[Data entries]
--

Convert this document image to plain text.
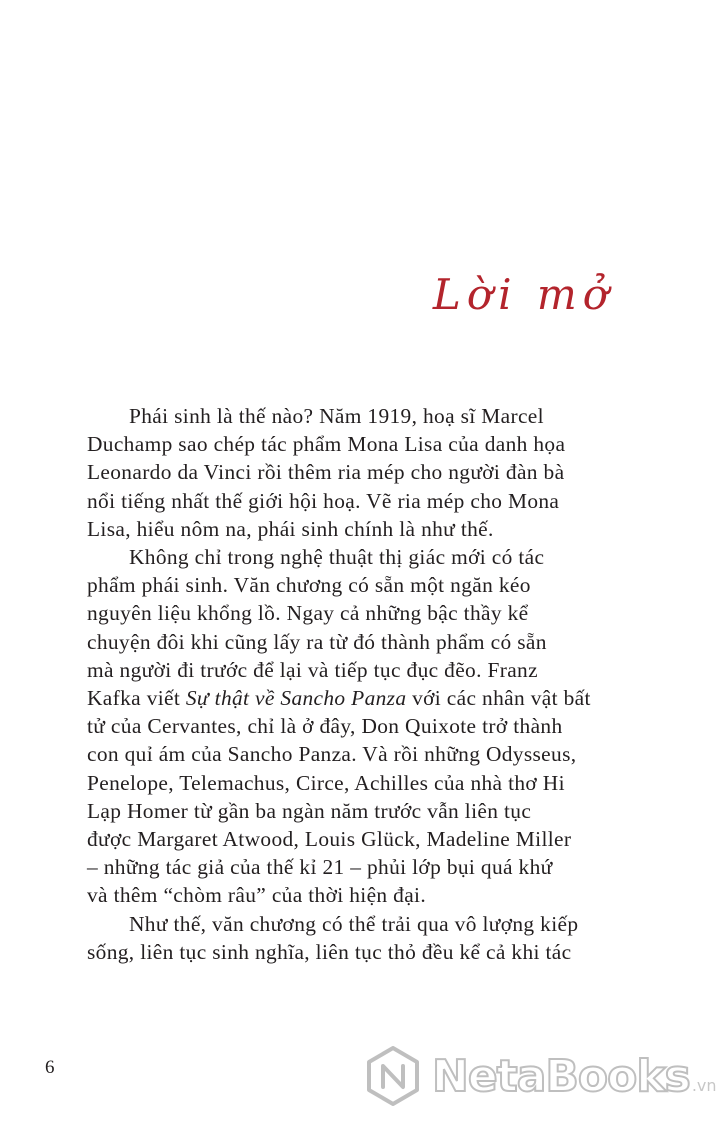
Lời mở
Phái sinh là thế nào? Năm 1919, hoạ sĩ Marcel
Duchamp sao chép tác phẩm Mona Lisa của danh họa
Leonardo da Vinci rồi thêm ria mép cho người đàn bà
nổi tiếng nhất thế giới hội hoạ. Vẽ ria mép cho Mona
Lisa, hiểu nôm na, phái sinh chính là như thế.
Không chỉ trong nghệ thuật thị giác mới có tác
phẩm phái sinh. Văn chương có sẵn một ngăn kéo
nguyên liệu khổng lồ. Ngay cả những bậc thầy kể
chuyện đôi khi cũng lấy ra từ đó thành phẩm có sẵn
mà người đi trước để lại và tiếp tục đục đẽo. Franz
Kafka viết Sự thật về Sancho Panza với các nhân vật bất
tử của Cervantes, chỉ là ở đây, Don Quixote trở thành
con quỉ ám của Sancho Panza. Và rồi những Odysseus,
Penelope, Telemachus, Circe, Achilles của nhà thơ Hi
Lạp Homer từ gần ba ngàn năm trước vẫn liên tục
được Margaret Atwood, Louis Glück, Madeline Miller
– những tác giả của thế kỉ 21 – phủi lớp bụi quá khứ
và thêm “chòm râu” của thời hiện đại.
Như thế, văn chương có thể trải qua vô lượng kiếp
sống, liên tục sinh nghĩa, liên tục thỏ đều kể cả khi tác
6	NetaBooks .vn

--

> [Your goal]:
Every entry above needs to be retyped exactly; drop the pictures.

> [Exercise answer]:
Convert this document image to plain text.
Lời mở
Phái sinh là thế nào? Năm 1919, hoạ sĩ Marcel
Duchamp sao chép tác phẩm Mona Lisa của danh họa
Leonardo da Vinci rồi thêm ria mép cho người đàn bà
nổi tiếng nhất thế giới hội hoạ. Vẽ ria mép cho Mona
Lisa, hiểu nôm na, phái sinh chính là như thế.
Không chỉ trong nghệ thuật thị giác mới có tác
phẩm phái sinh. Văn chương có sẵn một ngăn kéo
nguyên liệu khổng lồ. Ngay cả những bậc thầy kể
chuyện đôi khi cũng lấy ra từ đó thành phẩm có sẵn
mà người đi trước để lại và tiếp tục đục đẽo. Franz
Kafka viết Sự thật về Sancho Panza với các nhân vật bất
tử của Cervantes, chỉ là ở đây, Don Quixote trở thành
con quỉ ám của Sancho Panza. Và rồi những Odysseus,
Penelope, Telemachus, Circe, Achilles của nhà thơ Hi
Lạp Homer từ gần ba ngàn năm trước vẫn liên tục
được Margaret Atwood, Louis Glück, Madeline Miller
– những tác giả của thế kỉ 21 – phủi lớp bụi quá khứ
và thêm “chòm râu” của thời hiện đại.
Như thế, văn chương có thể trải qua vô lượng kiếp
sống, liên tục sinh nghĩa, liên tục thỏ đều kể cả khi tác
6	NetaBooks .vn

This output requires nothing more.